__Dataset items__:
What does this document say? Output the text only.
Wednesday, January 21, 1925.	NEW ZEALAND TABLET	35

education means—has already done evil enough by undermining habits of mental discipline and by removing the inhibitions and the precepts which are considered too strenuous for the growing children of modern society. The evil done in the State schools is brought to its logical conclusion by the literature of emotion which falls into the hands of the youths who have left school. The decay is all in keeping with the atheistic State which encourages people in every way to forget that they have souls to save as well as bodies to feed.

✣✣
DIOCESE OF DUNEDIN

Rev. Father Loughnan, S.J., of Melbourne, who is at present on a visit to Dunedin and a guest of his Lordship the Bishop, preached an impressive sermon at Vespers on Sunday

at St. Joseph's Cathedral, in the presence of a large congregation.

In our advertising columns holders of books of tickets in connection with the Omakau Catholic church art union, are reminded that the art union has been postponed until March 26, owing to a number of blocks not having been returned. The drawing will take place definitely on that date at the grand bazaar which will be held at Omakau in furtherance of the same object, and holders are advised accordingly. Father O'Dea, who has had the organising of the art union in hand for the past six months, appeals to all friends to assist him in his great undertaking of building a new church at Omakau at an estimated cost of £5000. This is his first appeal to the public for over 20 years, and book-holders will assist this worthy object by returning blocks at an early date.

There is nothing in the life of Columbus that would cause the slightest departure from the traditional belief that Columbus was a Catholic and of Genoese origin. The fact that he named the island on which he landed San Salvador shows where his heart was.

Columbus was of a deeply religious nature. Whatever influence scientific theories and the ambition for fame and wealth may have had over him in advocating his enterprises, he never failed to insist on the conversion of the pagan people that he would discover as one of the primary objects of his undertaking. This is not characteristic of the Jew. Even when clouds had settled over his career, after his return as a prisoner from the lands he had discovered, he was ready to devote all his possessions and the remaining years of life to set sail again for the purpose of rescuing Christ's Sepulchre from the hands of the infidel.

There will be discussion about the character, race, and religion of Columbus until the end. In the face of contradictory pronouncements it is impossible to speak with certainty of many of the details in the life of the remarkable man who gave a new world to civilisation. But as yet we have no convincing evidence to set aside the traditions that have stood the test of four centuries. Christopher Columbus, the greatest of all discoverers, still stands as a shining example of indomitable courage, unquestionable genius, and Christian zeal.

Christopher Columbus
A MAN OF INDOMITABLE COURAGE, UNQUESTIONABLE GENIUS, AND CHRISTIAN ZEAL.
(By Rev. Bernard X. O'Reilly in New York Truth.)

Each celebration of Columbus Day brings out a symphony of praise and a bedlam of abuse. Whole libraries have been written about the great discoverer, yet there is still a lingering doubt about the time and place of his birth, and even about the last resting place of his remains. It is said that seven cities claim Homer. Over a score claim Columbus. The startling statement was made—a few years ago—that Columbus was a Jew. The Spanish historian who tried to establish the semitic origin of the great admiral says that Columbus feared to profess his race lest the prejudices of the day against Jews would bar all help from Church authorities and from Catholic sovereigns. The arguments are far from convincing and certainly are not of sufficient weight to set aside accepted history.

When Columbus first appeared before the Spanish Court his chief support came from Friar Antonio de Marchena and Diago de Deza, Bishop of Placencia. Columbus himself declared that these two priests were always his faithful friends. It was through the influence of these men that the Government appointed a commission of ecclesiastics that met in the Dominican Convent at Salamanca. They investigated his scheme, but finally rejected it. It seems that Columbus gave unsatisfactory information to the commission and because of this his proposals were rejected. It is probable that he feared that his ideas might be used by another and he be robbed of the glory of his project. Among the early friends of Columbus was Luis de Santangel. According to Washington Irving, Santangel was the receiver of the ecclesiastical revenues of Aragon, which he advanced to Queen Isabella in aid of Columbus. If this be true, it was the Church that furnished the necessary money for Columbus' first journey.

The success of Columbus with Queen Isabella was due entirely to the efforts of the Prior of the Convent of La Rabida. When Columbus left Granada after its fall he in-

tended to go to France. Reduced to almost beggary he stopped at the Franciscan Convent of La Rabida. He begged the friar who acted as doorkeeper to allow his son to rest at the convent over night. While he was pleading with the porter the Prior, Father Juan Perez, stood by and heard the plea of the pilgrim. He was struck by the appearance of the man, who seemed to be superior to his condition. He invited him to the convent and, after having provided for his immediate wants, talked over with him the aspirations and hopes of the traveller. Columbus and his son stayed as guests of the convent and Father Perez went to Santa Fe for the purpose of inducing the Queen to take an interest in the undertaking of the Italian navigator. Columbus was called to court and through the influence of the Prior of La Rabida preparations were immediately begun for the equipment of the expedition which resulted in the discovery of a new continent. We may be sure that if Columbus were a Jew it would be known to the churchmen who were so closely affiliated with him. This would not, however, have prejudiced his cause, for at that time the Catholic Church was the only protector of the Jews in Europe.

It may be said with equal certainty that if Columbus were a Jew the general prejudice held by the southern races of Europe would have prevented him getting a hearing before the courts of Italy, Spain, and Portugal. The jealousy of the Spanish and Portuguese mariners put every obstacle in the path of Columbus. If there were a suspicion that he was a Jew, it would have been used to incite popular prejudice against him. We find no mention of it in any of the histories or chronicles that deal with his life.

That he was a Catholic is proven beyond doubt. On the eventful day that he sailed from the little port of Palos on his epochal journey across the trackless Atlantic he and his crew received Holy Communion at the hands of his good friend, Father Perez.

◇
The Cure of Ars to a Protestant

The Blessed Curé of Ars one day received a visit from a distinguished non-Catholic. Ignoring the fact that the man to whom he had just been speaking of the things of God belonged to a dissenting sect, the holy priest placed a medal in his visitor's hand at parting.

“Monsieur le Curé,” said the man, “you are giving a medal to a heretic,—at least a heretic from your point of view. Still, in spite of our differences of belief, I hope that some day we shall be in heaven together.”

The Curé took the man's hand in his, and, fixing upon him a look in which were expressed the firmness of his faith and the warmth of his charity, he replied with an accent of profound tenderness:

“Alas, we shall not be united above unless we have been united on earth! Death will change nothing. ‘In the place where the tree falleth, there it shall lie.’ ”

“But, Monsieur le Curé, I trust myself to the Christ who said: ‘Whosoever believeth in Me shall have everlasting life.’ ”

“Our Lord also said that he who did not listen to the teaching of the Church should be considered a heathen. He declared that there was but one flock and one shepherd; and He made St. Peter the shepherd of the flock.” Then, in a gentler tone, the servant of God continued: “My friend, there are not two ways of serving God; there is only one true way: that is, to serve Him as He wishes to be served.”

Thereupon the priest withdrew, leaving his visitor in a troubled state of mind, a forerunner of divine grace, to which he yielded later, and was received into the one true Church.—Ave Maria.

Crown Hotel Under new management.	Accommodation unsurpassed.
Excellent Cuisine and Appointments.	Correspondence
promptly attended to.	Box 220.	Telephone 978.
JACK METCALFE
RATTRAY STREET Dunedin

__What to do__:
Find the word "medal" in the data and show each line that holds it.

__Exercise result__:
The Blessed Curé of Ars one day received a visit from a distinguished non-Catholic. Ignoring the fact that the man to whom he had just been speaking of the things of God belonged to a dissenting sect, the holy priest placed a medal in his visitor's hand at parting.
“Monsieur le Curé,” said the man, “you are giving a medal to a heretic,—at least a heretic from your point of view. Still, in spite of our differences of belief, I hope that some day we shall be in heaven together.”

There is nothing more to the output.